> Written problem
The entries below should be given again exactly, minus their pictures.

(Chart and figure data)

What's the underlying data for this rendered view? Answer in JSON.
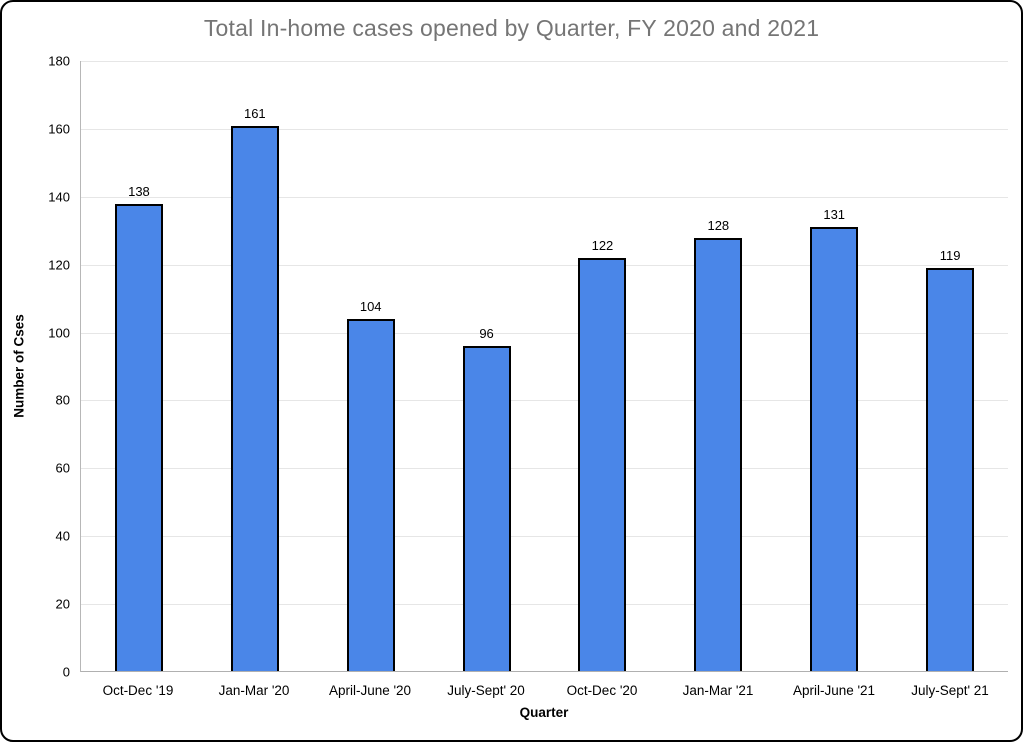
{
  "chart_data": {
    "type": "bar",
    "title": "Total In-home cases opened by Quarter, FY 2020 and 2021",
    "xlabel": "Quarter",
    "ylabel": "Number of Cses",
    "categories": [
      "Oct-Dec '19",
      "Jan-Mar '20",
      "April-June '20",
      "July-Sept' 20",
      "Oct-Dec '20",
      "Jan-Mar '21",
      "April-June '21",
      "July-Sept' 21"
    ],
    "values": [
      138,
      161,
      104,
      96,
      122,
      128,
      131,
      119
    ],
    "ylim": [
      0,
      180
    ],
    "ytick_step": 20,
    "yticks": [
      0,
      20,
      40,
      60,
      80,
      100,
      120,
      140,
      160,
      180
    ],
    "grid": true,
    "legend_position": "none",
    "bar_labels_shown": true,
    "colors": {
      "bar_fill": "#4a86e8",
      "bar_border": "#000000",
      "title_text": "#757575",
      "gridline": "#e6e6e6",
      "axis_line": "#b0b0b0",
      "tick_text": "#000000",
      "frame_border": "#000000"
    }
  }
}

> Output of the exercise
What's the underlying data for this rendered view? Answer in JSON.
{
  "chart_data": {
    "type": "bar",
    "title": "Total In-home cases opened by Quarter, FY 2020 and 2021",
    "xlabel": "Quarter",
    "ylabel": "Number of Cses",
    "categories": [
      "Oct-Dec '19",
      "Jan-Mar '20",
      "April-June '20",
      "July-Sept' 20",
      "Oct-Dec '20",
      "Jan-Mar '21",
      "April-June '21",
      "July-Sept' 21"
    ],
    "values": [
      138,
      161,
      104,
      96,
      122,
      128,
      131,
      119
    ],
    "ylim": [
      0,
      180
    ],
    "ytick_step": 20,
    "yticks": [
      0,
      20,
      40,
      60,
      80,
      100,
      120,
      140,
      160,
      180
    ],
    "grid": true,
    "legend_position": "none",
    "bar_labels_shown": true,
    "colors": {
      "bar_fill": "#4a86e8",
      "bar_border": "#000000",
      "title_text": "#757575",
      "gridline": "#e6e6e6",
      "axis_line": "#b0b0b0",
      "tick_text": "#000000",
      "frame_border": "#000000"
    }
  }
}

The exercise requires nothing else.